Below are some entries. Output each one exactly as it appears.
===== Entries provided
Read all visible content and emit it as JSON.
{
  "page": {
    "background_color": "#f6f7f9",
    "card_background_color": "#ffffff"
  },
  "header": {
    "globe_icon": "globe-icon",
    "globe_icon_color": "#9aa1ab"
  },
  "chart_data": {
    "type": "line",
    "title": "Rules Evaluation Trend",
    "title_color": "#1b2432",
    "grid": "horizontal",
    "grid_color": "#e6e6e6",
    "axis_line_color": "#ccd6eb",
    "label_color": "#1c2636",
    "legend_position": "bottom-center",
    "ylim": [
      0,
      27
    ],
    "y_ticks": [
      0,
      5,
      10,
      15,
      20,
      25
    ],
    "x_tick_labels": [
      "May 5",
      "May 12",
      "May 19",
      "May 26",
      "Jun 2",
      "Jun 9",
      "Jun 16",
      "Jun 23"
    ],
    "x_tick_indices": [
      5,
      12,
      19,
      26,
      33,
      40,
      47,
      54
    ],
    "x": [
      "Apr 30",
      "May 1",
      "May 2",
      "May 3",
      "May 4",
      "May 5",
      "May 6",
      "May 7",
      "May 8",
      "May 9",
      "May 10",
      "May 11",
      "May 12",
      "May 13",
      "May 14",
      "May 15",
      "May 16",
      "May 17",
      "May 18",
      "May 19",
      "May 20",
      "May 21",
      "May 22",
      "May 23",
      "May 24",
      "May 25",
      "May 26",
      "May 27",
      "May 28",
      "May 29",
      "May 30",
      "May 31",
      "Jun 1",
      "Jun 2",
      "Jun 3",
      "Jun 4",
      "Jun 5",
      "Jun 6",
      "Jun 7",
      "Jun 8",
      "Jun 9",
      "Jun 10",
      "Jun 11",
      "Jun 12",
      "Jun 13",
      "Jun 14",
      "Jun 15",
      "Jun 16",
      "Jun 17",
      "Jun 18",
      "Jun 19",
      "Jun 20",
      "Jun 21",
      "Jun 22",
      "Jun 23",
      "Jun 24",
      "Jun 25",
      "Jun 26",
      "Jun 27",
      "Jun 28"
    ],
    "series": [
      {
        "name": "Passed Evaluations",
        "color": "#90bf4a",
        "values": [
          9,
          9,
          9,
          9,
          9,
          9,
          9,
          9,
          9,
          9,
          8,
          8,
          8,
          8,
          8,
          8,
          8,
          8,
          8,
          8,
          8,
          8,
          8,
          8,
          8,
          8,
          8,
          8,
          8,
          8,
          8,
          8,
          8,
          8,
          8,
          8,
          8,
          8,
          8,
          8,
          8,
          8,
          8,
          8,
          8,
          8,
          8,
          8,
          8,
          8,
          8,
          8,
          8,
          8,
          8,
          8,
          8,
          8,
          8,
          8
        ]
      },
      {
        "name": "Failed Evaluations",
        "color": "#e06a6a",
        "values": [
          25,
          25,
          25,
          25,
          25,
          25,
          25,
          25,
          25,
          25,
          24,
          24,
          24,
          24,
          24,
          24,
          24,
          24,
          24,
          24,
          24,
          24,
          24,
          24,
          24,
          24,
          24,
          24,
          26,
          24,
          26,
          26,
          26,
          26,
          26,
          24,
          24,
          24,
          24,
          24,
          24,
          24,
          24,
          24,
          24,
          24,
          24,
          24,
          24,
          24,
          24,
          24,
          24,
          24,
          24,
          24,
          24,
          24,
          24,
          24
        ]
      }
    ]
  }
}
==========
→ Answer to the exercise
Read all visible content and emit it as JSON.
{
  "page": {
    "background_color": "#f6f7f9",
    "card_background_color": "#ffffff"
  },
  "header": {
    "globe_icon": "globe-icon",
    "globe_icon_color": "#9aa1ab"
  },
  "chart_data": {
    "type": "line",
    "title": "Rules Evaluation Trend",
    "title_color": "#1b2432",
    "grid": "horizontal",
    "grid_color": "#e6e6e6",
    "axis_line_color": "#ccd6eb",
    "label_color": "#1c2636",
    "legend_position": "bottom-center",
    "ylim": [
      0,
      27
    ],
    "y_ticks": [
      0,
      5,
      10,
      15,
      20,
      25
    ],
    "x_tick_labels": [
      "May 5",
      "May 12",
      "May 19",
      "May 26",
      "Jun 2",
      "Jun 9",
      "Jun 16",
      "Jun 23"
    ],
    "x_tick_indices": [
      5,
      12,
      19,
      26,
      33,
      40,
      47,
      54
    ],
    "x": [
      "Apr 30",
      "May 1",
      "May 2",
      "May 3",
      "May 4",
      "May 5",
      "May 6",
      "May 7",
      "May 8",
      "May 9",
      "May 10",
      "May 11",
      "May 12",
      "May 13",
      "May 14",
      "May 15",
      "May 16",
      "May 17",
      "May 18",
      "May 19",
      "May 20",
      "May 21",
      "May 22",
      "May 23",
      "May 24",
      "May 25",
      "May 26",
      "May 27",
      "May 28",
      "May 29",
      "May 30",
      "May 31",
      "Jun 1",
      "Jun 2",
      "Jun 3",
      "Jun 4",
      "Jun 5",
      "Jun 6",
      "Jun 7",
      "Jun 8",
      "Jun 9",
      "Jun 10",
      "Jun 11",
      "Jun 12",
      "Jun 13",
      "Jun 14",
      "Jun 15",
      "Jun 16",
      "Jun 17",
      "Jun 18",
      "Jun 19",
      "Jun 20",
      "Jun 21",
      "Jun 22",
      "Jun 23",
      "Jun 24",
      "Jun 25",
      "Jun 26",
      "Jun 27",
      "Jun 28"
    ],
    "series": [
      {
        "name": "Passed Evaluations",
        "color": "#90bf4a",
        "values": [
          9,
          9,
          9,
          9,
          9,
          9,
          9,
          9,
          9,
          9,
          8,
          8,
          8,
          8,
          8,
          8,
          8,
          8,
          8,
          8,
          8,
          8,
          8,
          8,
          8,
          8,
          8,
          8,
          8,
          8,
          8,
          8,
          8,
          8,
          8,
          8,
          8,
          8,
          8,
          8,
          8,
          8,
          8,
          8,
          8,
          8,
          8,
          8,
          8,
          8,
          8,
          8,
          8,
          8,
          8,
          8,
          8,
          8,
          8,
          8
        ]
      },
      {
        "name": "Failed Evaluations",
        "color": "#e06a6a",
        "values": [
          25,
          25,
          25,
          25,
          25,
          25,
          25,
          25,
          25,
          25,
          24,
          24,
          24,
          24,
          24,
          24,
          24,
          24,
          24,
          24,
          24,
          24,
          24,
          24,
          24,
          24,
          24,
          24,
          26,
          24,
          26,
          26,
          26,
          26,
          26,
          24,
          24,
          24,
          24,
          24,
          24,
          24,
          24,
          24,
          24,
          24,
          24,
          24,
          24,
          24,
          24,
          24,
          24,
          24,
          24,
          24,
          24,
          24,
          24,
          24
        ]
      }
    ]
  }
}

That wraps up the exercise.